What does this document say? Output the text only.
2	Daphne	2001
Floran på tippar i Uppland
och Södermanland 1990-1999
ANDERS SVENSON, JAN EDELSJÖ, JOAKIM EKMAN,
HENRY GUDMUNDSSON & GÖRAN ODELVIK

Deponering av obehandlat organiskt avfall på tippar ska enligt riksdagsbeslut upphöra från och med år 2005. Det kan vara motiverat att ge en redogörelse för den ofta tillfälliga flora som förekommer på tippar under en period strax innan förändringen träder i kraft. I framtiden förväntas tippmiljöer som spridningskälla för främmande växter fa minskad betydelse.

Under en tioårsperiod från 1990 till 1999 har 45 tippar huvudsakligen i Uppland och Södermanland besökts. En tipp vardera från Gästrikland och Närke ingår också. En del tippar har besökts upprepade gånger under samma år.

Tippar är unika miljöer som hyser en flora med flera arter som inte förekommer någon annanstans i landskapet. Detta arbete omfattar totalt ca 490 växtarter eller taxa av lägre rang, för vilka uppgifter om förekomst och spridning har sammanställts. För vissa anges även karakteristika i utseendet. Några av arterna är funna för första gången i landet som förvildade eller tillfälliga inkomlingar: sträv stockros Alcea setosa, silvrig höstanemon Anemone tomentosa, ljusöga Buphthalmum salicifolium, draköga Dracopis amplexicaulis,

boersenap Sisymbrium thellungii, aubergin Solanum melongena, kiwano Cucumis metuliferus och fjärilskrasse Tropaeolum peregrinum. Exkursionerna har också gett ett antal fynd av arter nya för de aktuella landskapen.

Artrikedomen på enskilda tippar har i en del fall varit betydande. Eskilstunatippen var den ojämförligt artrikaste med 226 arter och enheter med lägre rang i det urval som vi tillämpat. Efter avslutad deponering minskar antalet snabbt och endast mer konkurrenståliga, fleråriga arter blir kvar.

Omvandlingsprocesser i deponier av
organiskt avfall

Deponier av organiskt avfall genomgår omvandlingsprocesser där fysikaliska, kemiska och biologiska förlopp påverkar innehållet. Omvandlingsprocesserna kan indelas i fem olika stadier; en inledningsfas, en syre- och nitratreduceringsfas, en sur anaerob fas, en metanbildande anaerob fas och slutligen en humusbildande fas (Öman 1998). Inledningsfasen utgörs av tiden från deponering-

[Work order]
Transcribe the full set of records without altering a single character.

[Result of this exercise]
What does this document say? Output the text only.
2	Daphne	2001
Floran på tippar i Uppland
och Södermanland 1990-1999
ANDERS SVENSON, JAN EDELSJÖ, JOAKIM EKMAN,
HENRY GUDMUNDSSON & GÖRAN ODELVIK

Deponering av obehandlat organiskt avfall på tippar ska enligt riksdagsbeslut upphöra från och med år 2005. Det kan vara motiverat att ge en redogörelse för den ofta tillfälliga flora som förekommer på tippar under en period strax innan förändringen träder i kraft. I framtiden förväntas tippmiljöer som spridningskälla för främmande växter fa minskad betydelse.

Under en tioårsperiod från 1990 till 1999 har 45 tippar huvudsakligen i Uppland och Södermanland besökts. En tipp vardera från Gästrikland och Närke ingår också. En del tippar har besökts upprepade gånger under samma år.

Tippar är unika miljöer som hyser en flora med flera arter som inte förekommer någon annanstans i landskapet. Detta arbete omfattar totalt ca 490 växtarter eller taxa av lägre rang, för vilka uppgifter om förekomst och spridning har sammanställts. För vissa anges även karakteristika i utseendet. Några av arterna är funna för första gången i landet som förvildade eller tillfälliga inkomlingar: sträv stockros Alcea setosa, silvrig höstanemon Anemone tomentosa, ljusöga Buphthalmum salicifolium, draköga Dracopis amplexicaulis,

boersenap Sisymbrium thellungii, aubergin Solanum melongena, kiwano Cucumis metuliferus och fjärilskrasse Tropaeolum peregrinum. Exkursionerna har också gett ett antal fynd av arter nya för de aktuella landskapen.

Artrikedomen på enskilda tippar har i en del fall varit betydande. Eskilstunatippen var den ojämförligt artrikaste med 226 arter och enheter med lägre rang i det urval som vi tillämpat. Efter avslutad deponering minskar antalet snabbt och endast mer konkurrenståliga, fleråriga arter blir kvar.

Omvandlingsprocesser i deponier av
organiskt avfall

Deponier av organiskt avfall genomgår omvandlingsprocesser där fysikaliska, kemiska och biologiska förlopp påverkar innehållet. Omvandlingsprocesserna kan indelas i fem olika stadier; en inledningsfas, en syre- och nitratreduceringsfas, en sur anaerob fas, en metanbildande anaerob fas och slutligen en humusbildande fas (Öman 1998). Inledningsfasen utgörs av tiden från deponering-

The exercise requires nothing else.